::: Text provided

Wednesday, June 11, 2014

The Village People

No this post is not about the group nor am I going to burst forth into a really bad YMCA routine.

What it is about is my village.  And the people who make it work.  Monthly, weekly, daily, and sometimes minute by minute.

When you have a child with special needs it truly takes a village to rally round and hold down the fort.  When you have two children with special needs your village gets really really big.  I'm thinking of applying for my own state.

Even though the roads to my village are rarely paved and down right pothole-ish at times I have had people come and make it their home.  They are the unsung and unappreciated heroes who often get the thankless jobs and have to deal with me.  I'm not the easiest person at times.  I have little patience for the ridiculous, will ask endless questions to get the answers I seek, and will call and badger a person to death to get what my children need.  I also have a bit of a temper when having to deal with a person I know is capable of more and they refuse to give it their all.  Fun times, eh.

But despite that these people have stuck by me through it all.  When I started this journey I had broad assumptions of who would be there and who wouldn't.  Well let's just say I have been surprised time and time again.  I know that the road is rocky but most of the people who I thought would stick by me dropped our family and ran.  But I also met and made friends with some incredible people along the way.

So this post may start sounding a little Miss America-ish and if you want to stop reading right here and go watch TV that's OK.  You just won't be on my list.  Haha.  Just kidding.  Maybe.  Anyway here is a shout out to my village.

My family.  Seriously, if I don't place them at no. 1 I may be disowned.  But really they have been there for me.  My family has grown and changed in amazing ways this past year.  I have discovered a whole new branch on my family tree.  Very cool stuff!  But mom and the hubs are still number one!  Mom has been so awesome and checks in on me on a regular basis.  The kids adore her.
Shannon is a great guy.  He also adores his kids.  We may disagree on little things, like I prefer the toilet paper on the toilet paper spindle and he prefers to have me play where is the toilet paper today in the bathroom, but I can always count on him. 
I also couldn't have made it through the last year without Cary Lynn's nurse.  One of her favorite phrases is "It's all good."  She has kept me sane and made sure that Cary Lynn remains in one piece.  She is a nurse so she knows a lot about the medical side of it all and keeps it pretty real.  She is also as hard as heck to get a picture of so if she reads this she will be relieved to know that I couldn't find a current one.  I am going to have to start stalking her with a camera next week.

::::::

## Problem 1:
In the blog post about the writer's village, what is one of the nurse's favorite phrases?
## Problem 2:
Write the next part of the blog post about the writer's village of helpers, starting right after its final sentence.

::: Given information

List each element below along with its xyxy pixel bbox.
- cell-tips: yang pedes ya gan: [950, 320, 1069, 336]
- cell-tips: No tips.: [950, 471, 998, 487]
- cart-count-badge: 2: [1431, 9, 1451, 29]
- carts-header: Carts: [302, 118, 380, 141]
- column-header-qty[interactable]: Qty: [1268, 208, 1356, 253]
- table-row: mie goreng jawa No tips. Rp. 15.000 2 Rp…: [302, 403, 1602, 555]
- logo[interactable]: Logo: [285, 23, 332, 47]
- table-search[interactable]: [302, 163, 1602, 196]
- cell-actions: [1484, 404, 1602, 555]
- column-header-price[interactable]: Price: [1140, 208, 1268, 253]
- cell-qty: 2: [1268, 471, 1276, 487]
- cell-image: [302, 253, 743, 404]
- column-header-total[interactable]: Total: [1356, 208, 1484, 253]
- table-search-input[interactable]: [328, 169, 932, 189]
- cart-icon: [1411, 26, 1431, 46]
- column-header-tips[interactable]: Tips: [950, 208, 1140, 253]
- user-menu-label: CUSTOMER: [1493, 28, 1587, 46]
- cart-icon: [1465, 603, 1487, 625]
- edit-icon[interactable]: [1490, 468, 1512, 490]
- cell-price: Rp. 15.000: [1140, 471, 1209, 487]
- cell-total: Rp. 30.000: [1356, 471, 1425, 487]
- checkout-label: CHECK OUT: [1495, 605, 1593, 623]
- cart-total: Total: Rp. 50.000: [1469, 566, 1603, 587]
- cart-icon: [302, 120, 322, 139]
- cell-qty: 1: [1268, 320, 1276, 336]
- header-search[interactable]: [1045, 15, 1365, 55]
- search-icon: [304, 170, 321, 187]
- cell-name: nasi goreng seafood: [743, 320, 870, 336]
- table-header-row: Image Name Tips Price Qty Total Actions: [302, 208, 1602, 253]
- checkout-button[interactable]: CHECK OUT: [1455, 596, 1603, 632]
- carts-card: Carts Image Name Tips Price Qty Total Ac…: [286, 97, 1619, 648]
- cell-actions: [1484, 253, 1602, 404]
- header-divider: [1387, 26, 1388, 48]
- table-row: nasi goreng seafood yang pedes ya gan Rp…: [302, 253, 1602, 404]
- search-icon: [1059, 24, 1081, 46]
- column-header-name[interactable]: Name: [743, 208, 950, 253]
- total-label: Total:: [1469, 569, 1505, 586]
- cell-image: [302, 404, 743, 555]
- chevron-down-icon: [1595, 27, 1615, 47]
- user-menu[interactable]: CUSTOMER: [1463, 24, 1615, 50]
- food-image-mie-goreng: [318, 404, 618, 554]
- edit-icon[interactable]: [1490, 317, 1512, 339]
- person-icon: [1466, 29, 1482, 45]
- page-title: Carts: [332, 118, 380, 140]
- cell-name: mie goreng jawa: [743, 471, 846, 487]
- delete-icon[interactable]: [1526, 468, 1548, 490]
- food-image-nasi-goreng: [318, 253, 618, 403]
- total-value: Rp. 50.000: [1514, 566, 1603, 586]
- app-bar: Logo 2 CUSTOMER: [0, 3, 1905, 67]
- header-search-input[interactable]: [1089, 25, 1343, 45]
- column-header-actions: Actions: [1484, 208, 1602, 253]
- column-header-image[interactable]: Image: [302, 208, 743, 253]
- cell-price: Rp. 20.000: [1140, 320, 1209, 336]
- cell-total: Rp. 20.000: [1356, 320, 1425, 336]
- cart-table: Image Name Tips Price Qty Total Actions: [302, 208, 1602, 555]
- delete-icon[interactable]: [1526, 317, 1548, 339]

::::::

## Answer box 1:
"It's all good."

## Answer box 2:
My children's therapy team.  We have a really great team.  Most of my children's therapies happen at Brooke Road.  The therapists have their work cut out for them as my children can be uncooperative about 90 percent of the time (their asleep the other 10 percent).  But through it all they have pushed my kids and gotten amazing results.  I also handpicked Cary Lynn's vision therapist and we just love love love her!  She is the only early intervention person I have left and despite my strong dislike of how EI  is run where we are she is one of the reasons I have hope for the program.  

Children's Home Society and Noah's Children.  Two organizations that have had a big impact on our family. CHS facilitated the adoption of Cary Lynn but have really helped me advocate and get services for Marvin. They check in on me on a regular basis, help me wade through endless paperwork to get services, provided us with a family counselor to help Marvin with trauma issues, and introduced me to a rocking mama who adopted two children from them!  She has grown into an amazing friend and we are wading through the adoption journey together.  

Noah's has also been really helpful in connecting us to a community of people who are going through many of the same struggles of having medically complex children.  They visit, call, and have provided our children with music therapy.  They are also starting a pet therapy program and we are super excited to have visiting dogs.  The events they do for families are amazing and they are sending my son to camp this summer so he can just do something normal.  Something that other kids his age get to do.  When you live my life normal isn't a daily occurrence.  So letting him have time to breathe and be a little boy is a huge thing for us.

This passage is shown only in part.